Records of coordinate annotations:

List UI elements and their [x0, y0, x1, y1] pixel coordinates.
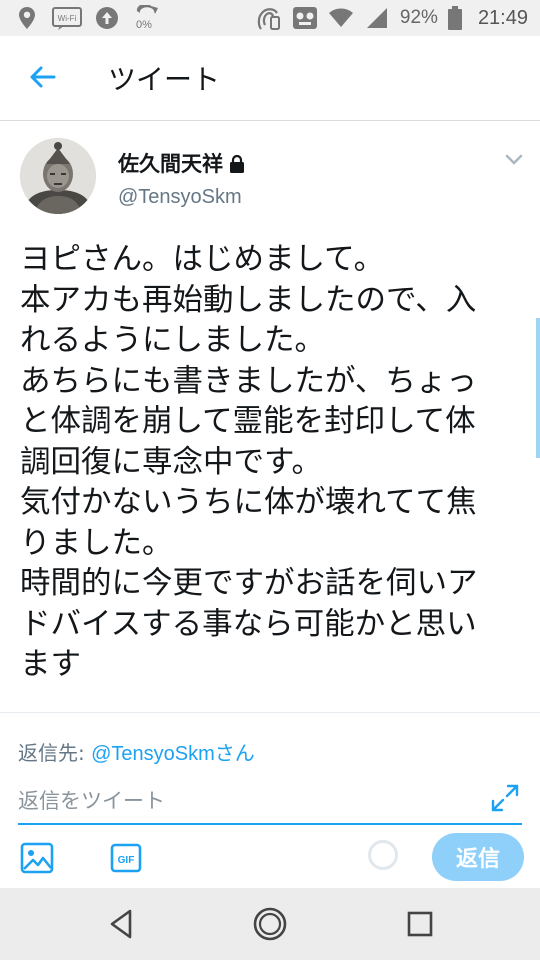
wifi-icon — [328, 5, 354, 31]
user-handle[interactable]: @TensyoSkm — [118, 186, 242, 209]
nav-back-button[interactable] — [102, 904, 142, 944]
avatar[interactable] — [20, 138, 96, 214]
lock-icon — [229, 154, 245, 178]
tweet-line: 時間的に今更ですがお話を伺いア — [20, 566, 478, 601]
wifi-calling-icon: Wi-Fi — [52, 5, 82, 31]
nav-back-icon — [110, 909, 132, 939]
tweet-menu-button[interactable] — [504, 152, 524, 166]
image-icon — [20, 842, 54, 874]
back-button[interactable] — [26, 60, 60, 94]
reply-input[interactable]: 返信をツイート — [18, 781, 522, 825]
add-photo-button[interactable] — [20, 841, 54, 875]
tweet-detail: 佐久間天祥 @TensyoSkm ヨピさん。はじめまして。 本アカも再始動しまし… — [0, 122, 540, 712]
character-counter — [368, 840, 398, 870]
tweet-line: ます — [20, 647, 81, 682]
tweet-line: れるようにしました。 — [20, 323, 325, 358]
tweet-line: 気付かないうちに体が壊れてて焦 — [20, 485, 477, 520]
reply-to-handle[interactable]: @TensyoSkm — [91, 743, 215, 765]
reply-composer: 返信先: @TensyoSkmさん 返信をツイート GIF 返信 — [0, 712, 540, 889]
battery-percent: 92% — [399, 7, 438, 28]
scrollbar[interactable] — [536, 318, 540, 458]
nav-home-icon — [253, 907, 287, 941]
tweet-text: ヨピさん。はじめまして。 本アカも再始動しましたので、入 れるようにしました。 … — [20, 240, 525, 686]
data-saver-icon: 0% — [132, 5, 162, 31]
chevron-down-icon — [505, 154, 523, 165]
tweet-line: 本アカも再始動しましたので、入 — [20, 282, 477, 318]
user-display-name[interactable]: 佐久間天祥 — [118, 148, 245, 178]
tweet-line: ドバイスする事なら可能かと思い — [20, 606, 477, 642]
nfc-icon — [256, 5, 282, 31]
back-arrow-icon — [30, 66, 56, 88]
clock: 21:49 — [477, 6, 528, 29]
nav-recents-button[interactable] — [400, 904, 440, 944]
nav-home-button[interactable] — [250, 904, 290, 944]
add-gif-button[interactable]: GIF — [110, 843, 142, 873]
tweet-line: 調回復に専念中です。 — [20, 444, 322, 480]
reply-to-line[interactable]: 返信先: @TensyoSkmさん — [18, 737, 255, 766]
tweet-line: りました。 — [20, 525, 173, 561]
signal-icon — [364, 5, 390, 31]
page-title: ツイート — [108, 63, 221, 96]
location-icon — [14, 5, 40, 31]
app-header: ツイート — [0, 36, 540, 121]
statue-avatar-icon — [20, 138, 96, 214]
reply-placeholder: 返信をツイート — [18, 789, 165, 813]
system-nav-bar — [0, 888, 540, 960]
gif-icon: GIF — [110, 843, 142, 873]
expand-button[interactable] — [490, 783, 520, 813]
svg-text:GIF: GIF — [118, 855, 135, 866]
status-bar: Wi-Fi 0% 92% 21:49 — [0, 0, 540, 36]
nav-recents-icon — [407, 911, 433, 937]
expand-icon — [491, 784, 519, 812]
reply-button[interactable]: 返信 — [432, 833, 524, 881]
svg-text:Wi-Fi: Wi-Fi — [58, 14, 77, 23]
tweet-line: ヨピさん。はじめまして。 — [20, 242, 385, 277]
tweet-line: あちらにも書きましたが、ちょっ — [20, 363, 477, 399]
battery-icon — [447, 5, 462, 31]
tweet-line: と体調を崩して霊能を封印して体 — [20, 404, 476, 439]
voicemail-icon — [292, 5, 318, 31]
upload-icon — [94, 5, 120, 31]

Work required:
Convert the lines above into a numbered list, omitting any blank lines. Leave the pictures out of your answer.

Expected answer:
1. List UI elements and their [x0, y0, x1, y1] pixel coordinates.
2. wifi-icon — [328, 5, 354, 31]
3. user-handle[interactable]: @TensyoSkm — [118, 186, 242, 209]
4. nav-back-button[interactable] — [102, 904, 142, 944]
5. avatar[interactable] — [20, 138, 96, 214]
6. lock-icon — [229, 154, 245, 178]
7. tweet-line: 時間的に今更ですがお話を伺いア — [20, 566, 478, 601]
8. wifi-calling-icon: Wi-Fi — [52, 5, 82, 31]
9. nav-back-icon — [110, 909, 132, 939]
10. tweet-menu-button[interactable] — [504, 152, 524, 166]
11. image-icon — [20, 842, 54, 874]
12. back-button[interactable] — [26, 60, 60, 94]
13. reply-input[interactable]: 返信をツイート — [18, 781, 522, 825]
14. add-photo-button[interactable] — [20, 841, 54, 875]
15. tweet-detail: 佐久間天祥 @TensyoSkm ヨピさん。はじめまして。 本アカも再始動しまし… — [0, 122, 540, 712]
16. character-counter — [368, 840, 398, 870]
17. tweet-line: ます — [20, 647, 81, 682]
18. tweet-line: れるようにしました。 — [20, 323, 325, 358]
19. tweet-line: 気付かないうちに体が壊れてて焦 — [20, 485, 477, 520]
20. reply-to-handle[interactable]: @TensyoSkm — [91, 743, 215, 765]
21. reply-composer: 返信先: @TensyoSkmさん 返信をツイート GIF 返信 — [0, 712, 540, 889]
22. battery-percent: 92% — [399, 7, 438, 28]
23. scrollbar[interactable] — [536, 318, 540, 458]
24. nav-home-icon — [253, 907, 287, 941]
25. tweet-text: ヨピさん。はじめまして。 本アカも再始動しましたので、入 れるようにしました。 … — [20, 240, 525, 686]
26. data-saver-icon: 0% — [132, 5, 162, 31]
27. chevron-down-icon — [505, 154, 523, 165]
28. tweet-line: 本アカも再始動しましたので、入 — [20, 282, 477, 318]
29. user-display-name[interactable]: 佐久間天祥 — [118, 148, 245, 178]
30. tweet-line: ドバイスする事なら可能かと思い — [20, 606, 477, 642]
31. nfc-icon — [256, 5, 282, 31]
32. back-arrow-icon — [30, 66, 56, 88]
33. clock: 21:49 — [477, 6, 528, 29]
34. nav-recents-button[interactable] — [400, 904, 440, 944]
35. nav-home-button[interactable] — [250, 904, 290, 944]
36. add-gif-button[interactable]: GIF — [110, 843, 142, 873]
37. tweet-line: 調回復に専念中です。 — [20, 444, 322, 480]
38. reply-to-line[interactable]: 返信先: @TensyoSkmさん — [18, 737, 255, 766]
39. tweet-line: りました。 — [20, 525, 173, 561]
40. signal-icon — [364, 5, 390, 31]
41. page-title: ツイート — [108, 63, 221, 96]
42. location-icon — [14, 5, 40, 31]
43. app-header: ツイート — [0, 36, 540, 121]
44. statue-avatar-icon — [20, 138, 96, 214]
45. reply-placeholder: 返信をツイート — [18, 789, 165, 813]
46. system-nav-bar — [0, 888, 540, 960]
47. gif-icon: GIF — [110, 843, 142, 873]
48. expand-button[interactable] — [490, 783, 520, 813]
49. svg-text:GIF: GIF — [118, 855, 135, 866]
50. status-bar: Wi-Fi 0% 92% 21:49 — [0, 0, 540, 36]
51. nav-recents-icon — [407, 911, 433, 937]
52. expand-icon — [491, 784, 519, 812]
53. reply-button[interactable]: 返信 — [432, 833, 524, 881]
54. svg-text:Wi-Fi: Wi-Fi — [58, 14, 77, 23]
55. tweet-line: ヨピさん。はじめまして。 — [20, 242, 385, 277]
56. tweet-line: あちらにも書きましたが、ちょっ — [20, 363, 477, 399]
57. battery-icon — [447, 5, 462, 31]
58. tweet-line: と体調を崩して霊能を封印して体 — [20, 404, 476, 439]
59. voicemail-icon — [292, 5, 318, 31]
60. upload-icon — [94, 5, 120, 31]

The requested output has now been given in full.